Looking at the data below, count the lines that contain the string "showing". Write only the total.

═══ Dataset entries

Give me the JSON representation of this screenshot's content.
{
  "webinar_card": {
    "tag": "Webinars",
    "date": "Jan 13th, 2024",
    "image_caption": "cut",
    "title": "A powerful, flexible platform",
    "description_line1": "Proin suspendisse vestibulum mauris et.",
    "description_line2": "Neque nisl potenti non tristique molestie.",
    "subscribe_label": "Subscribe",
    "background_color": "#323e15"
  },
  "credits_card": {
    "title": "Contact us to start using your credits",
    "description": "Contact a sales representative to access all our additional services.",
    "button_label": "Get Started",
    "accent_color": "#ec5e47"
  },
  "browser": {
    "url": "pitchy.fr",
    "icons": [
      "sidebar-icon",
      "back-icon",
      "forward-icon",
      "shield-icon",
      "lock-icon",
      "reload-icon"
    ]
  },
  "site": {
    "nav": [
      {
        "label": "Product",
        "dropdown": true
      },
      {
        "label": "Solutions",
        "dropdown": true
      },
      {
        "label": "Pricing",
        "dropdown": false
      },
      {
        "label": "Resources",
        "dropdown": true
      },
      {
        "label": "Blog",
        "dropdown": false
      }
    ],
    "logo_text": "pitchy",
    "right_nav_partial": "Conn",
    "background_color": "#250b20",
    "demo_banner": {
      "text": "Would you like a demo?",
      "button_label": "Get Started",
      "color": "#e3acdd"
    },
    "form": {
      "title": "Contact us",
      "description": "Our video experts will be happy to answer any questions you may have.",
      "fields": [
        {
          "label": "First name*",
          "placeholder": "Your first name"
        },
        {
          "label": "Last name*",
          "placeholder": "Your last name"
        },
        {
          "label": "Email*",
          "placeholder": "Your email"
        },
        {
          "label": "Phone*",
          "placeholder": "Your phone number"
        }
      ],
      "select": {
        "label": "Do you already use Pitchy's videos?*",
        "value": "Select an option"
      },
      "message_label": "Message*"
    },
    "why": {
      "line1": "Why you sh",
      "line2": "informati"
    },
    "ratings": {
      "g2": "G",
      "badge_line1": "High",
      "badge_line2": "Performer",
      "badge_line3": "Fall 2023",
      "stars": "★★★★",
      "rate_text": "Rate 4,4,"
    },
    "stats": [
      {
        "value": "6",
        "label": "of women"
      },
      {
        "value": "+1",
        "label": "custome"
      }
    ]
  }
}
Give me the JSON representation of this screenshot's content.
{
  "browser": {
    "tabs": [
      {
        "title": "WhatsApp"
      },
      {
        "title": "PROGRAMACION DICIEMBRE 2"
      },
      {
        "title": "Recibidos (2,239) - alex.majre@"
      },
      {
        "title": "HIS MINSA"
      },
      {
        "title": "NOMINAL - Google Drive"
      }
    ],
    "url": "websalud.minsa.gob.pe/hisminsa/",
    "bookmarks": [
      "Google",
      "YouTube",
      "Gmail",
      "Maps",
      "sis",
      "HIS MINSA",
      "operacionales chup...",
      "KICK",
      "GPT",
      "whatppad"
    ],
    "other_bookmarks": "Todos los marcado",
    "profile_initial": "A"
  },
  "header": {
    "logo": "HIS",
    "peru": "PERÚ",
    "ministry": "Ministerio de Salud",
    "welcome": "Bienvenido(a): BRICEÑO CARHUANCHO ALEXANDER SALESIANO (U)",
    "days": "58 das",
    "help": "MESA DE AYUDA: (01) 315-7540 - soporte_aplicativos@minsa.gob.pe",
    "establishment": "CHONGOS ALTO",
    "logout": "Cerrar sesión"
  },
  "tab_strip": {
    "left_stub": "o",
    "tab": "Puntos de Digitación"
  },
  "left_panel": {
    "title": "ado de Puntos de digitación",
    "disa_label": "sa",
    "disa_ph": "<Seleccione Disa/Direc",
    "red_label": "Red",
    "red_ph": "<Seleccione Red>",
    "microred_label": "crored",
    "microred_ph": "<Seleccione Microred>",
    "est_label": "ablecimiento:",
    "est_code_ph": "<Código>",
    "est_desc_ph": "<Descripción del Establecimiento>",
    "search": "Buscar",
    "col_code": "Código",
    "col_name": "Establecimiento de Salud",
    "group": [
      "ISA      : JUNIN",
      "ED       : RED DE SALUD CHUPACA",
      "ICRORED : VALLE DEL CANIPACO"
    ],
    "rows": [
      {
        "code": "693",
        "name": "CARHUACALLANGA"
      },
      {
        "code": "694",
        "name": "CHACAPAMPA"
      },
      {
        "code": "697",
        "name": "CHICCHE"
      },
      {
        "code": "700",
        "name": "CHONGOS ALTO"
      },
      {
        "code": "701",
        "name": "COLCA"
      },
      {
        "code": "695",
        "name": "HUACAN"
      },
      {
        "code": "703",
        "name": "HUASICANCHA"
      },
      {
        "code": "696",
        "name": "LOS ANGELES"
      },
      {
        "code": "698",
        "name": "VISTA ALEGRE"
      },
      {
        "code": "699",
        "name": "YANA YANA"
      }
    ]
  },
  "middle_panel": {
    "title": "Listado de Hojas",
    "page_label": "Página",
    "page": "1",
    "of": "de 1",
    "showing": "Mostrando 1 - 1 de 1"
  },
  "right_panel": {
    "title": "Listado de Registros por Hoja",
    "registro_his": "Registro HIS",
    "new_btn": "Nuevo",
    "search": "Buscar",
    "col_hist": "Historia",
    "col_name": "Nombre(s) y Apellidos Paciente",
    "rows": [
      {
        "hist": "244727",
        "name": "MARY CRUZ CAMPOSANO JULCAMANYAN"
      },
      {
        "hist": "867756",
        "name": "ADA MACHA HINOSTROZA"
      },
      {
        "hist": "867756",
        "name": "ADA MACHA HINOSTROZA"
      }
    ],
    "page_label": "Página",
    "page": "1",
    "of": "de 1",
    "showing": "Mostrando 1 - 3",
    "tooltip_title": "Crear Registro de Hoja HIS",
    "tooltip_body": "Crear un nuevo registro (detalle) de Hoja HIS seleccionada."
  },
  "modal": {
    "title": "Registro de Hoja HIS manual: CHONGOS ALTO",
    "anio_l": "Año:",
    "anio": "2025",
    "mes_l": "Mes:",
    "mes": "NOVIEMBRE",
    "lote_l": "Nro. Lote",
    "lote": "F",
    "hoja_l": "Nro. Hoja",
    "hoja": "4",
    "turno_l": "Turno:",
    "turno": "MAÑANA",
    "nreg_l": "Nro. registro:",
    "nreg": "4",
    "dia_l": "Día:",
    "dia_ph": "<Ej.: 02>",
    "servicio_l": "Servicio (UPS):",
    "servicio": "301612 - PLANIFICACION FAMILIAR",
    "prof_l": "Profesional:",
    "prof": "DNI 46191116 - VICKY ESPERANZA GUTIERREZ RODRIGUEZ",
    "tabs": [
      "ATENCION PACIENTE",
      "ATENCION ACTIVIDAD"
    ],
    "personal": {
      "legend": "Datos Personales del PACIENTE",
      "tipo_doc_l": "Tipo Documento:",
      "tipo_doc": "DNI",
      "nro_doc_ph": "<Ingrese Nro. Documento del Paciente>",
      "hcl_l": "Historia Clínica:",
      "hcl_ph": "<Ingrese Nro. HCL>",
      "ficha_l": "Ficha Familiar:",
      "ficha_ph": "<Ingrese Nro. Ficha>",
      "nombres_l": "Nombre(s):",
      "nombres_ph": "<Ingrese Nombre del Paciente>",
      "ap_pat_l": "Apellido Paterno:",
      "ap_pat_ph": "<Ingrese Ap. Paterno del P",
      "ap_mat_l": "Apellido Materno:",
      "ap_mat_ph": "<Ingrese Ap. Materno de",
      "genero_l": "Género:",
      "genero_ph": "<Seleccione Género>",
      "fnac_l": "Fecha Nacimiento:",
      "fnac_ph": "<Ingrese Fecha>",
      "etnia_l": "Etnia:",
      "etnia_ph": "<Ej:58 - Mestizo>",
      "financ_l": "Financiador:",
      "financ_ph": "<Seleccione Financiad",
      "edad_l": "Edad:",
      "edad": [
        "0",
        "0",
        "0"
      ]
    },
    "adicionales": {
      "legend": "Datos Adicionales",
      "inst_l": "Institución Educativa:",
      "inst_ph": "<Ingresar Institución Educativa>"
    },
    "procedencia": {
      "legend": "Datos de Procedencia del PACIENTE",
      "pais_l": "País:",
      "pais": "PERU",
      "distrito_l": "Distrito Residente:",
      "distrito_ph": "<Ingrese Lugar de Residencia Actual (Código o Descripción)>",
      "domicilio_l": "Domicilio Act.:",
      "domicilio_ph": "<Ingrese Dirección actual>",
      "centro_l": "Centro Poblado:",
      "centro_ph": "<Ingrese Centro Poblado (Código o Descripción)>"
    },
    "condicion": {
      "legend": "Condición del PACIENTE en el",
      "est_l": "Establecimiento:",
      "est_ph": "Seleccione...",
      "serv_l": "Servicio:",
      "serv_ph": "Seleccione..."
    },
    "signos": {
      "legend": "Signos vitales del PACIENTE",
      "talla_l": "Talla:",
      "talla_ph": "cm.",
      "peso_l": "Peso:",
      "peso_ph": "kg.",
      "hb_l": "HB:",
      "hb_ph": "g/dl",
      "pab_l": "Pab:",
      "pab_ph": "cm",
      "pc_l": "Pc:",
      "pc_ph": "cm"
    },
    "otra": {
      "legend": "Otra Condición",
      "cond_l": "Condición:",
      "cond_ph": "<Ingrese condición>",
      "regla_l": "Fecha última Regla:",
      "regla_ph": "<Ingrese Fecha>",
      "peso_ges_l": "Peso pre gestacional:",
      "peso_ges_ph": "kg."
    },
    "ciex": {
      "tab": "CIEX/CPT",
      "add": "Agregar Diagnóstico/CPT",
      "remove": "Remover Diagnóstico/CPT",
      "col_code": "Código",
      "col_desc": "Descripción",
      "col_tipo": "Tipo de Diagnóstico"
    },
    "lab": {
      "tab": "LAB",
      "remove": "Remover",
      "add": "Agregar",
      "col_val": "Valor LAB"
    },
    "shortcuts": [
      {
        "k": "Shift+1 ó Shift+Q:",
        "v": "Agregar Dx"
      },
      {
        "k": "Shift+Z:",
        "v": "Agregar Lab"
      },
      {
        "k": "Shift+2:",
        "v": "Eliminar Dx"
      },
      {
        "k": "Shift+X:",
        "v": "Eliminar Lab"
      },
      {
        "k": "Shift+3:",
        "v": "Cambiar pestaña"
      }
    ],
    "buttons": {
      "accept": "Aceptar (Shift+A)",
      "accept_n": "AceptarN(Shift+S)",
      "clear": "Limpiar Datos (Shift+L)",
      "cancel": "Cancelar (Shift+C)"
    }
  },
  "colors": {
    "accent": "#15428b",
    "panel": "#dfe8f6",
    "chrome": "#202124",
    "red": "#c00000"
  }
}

══════

→ **Full answer**
2